Transcribe every line, keeping it exact.

-------

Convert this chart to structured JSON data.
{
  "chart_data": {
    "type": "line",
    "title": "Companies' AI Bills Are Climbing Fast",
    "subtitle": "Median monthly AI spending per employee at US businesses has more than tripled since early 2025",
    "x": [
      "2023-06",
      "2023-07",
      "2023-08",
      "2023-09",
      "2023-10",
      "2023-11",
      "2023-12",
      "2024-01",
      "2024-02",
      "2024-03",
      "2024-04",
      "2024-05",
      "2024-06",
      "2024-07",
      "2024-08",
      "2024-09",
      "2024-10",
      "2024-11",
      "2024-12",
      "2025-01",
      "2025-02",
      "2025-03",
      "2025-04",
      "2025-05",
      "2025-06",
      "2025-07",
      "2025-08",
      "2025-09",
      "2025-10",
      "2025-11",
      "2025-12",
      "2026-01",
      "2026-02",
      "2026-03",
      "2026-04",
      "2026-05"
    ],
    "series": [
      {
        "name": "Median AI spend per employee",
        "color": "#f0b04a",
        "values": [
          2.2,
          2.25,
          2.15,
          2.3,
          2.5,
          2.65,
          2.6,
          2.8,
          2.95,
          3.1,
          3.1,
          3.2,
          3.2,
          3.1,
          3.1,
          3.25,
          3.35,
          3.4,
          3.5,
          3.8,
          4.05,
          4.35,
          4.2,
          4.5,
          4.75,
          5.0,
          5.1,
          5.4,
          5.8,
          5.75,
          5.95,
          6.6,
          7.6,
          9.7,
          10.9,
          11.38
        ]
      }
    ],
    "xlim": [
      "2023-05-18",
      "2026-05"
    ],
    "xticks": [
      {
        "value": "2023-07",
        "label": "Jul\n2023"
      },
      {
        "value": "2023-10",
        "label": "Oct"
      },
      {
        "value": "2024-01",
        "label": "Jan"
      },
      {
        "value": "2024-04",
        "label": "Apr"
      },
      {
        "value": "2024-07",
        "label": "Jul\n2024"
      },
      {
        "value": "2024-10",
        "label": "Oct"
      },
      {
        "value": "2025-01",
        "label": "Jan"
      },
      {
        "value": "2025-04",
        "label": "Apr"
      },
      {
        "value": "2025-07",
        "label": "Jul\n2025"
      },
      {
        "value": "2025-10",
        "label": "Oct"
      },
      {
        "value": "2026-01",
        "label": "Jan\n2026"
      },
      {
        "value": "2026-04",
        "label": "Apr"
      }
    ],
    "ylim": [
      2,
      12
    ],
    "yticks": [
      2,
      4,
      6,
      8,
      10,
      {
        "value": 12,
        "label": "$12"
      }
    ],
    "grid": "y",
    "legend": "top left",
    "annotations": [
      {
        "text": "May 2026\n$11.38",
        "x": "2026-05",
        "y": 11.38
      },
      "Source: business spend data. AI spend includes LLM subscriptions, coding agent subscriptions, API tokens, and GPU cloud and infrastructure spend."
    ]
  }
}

-------

→ **COMPLETE ANSWER**:
Convert this chart to structured JSON data.
{
  "chart_data": {
    "type": "line",
    "title": "Companies' AI Bills Are Climbing Fast",
    "subtitle": "Median monthly AI spending per employee at US businesses has more than tripled since early 2025",
    "x": [
      "2023-06",
      "2023-07",
      "2023-08",
      "2023-09",
      "2023-10",
      "2023-11",
      "2023-12",
      "2024-01",
      "2024-02",
      "2024-03",
      "2024-04",
      "2024-05",
      "2024-06",
      "2024-07",
      "2024-08",
      "2024-09",
      "2024-10",
      "2024-11",
      "2024-12",
      "2025-01",
      "2025-02",
      "2025-03",
      "2025-04",
      "2025-05",
      "2025-06",
      "2025-07",
      "2025-08",
      "2025-09",
      "2025-10",
      "2025-11",
      "2025-12",
      "2026-01",
      "2026-02",
      "2026-03",
      "2026-04",
      "2026-05"
    ],
    "series": [
      {
        "name": "Median AI spend per employee",
        "color": "#f0b04a",
        "values": [
          2.2,
          2.25,
          2.15,
          2.3,
          2.5,
          2.65,
          2.6,
          2.8,
          2.95,
          3.1,
          3.1,
          3.2,
          3.2,
          3.1,
          3.1,
          3.25,
          3.35,
          3.4,
          3.5,
          3.8,
          4.05,
          4.35,
          4.2,
          4.5,
          4.75,
          5.0,
          5.1,
          5.4,
          5.8,
          5.75,
          5.95,
          6.6,
          7.6,
          9.7,
          10.9,
          11.38
        ]
      }
    ],
    "xlim": [
      "2023-05-18",
      "2026-05"
    ],
    "xticks": [
      {
        "value": "2023-07",
        "label": "Jul\n2023"
      },
      {
        "value": "2023-10",
        "label": "Oct"
      },
      {
        "value": "2024-01",
        "label": "Jan"
      },
      {
        "value": "2024-04",
        "label": "Apr"
      },
      {
        "value": "2024-07",
        "label": "Jul\n2024"
      },
      {
        "value": "2024-10",
        "label": "Oct"
      },
      {
        "value": "2025-01",
        "label": "Jan"
      },
      {
        "value": "2025-04",
        "label": "Apr"
      },
      {
        "value": "2025-07",
        "label": "Jul\n2025"
      },
      {
        "value": "2025-10",
        "label": "Oct"
      },
      {
        "value": "2026-01",
        "label": "Jan\n2026"
      },
      {
        "value": "2026-04",
        "label": "Apr"
      }
    ],
    "ylim": [
      2,
      12
    ],
    "yticks": [
      2,
      4,
      6,
      8,
      10,
      {
        "value": 12,
        "label": "$12"
      }
    ],
    "grid": "y",
    "legend": "top left",
    "annotations": [
      {
        "text": "May 2026\n$11.38",
        "x": "2026-05",
        "y": 11.38
      },
      "Source: business spend data. AI spend includes LLM subscriptions, coding agent subscriptions, API tokens, and GPU cloud and infrastructure spend."
    ]
  }
}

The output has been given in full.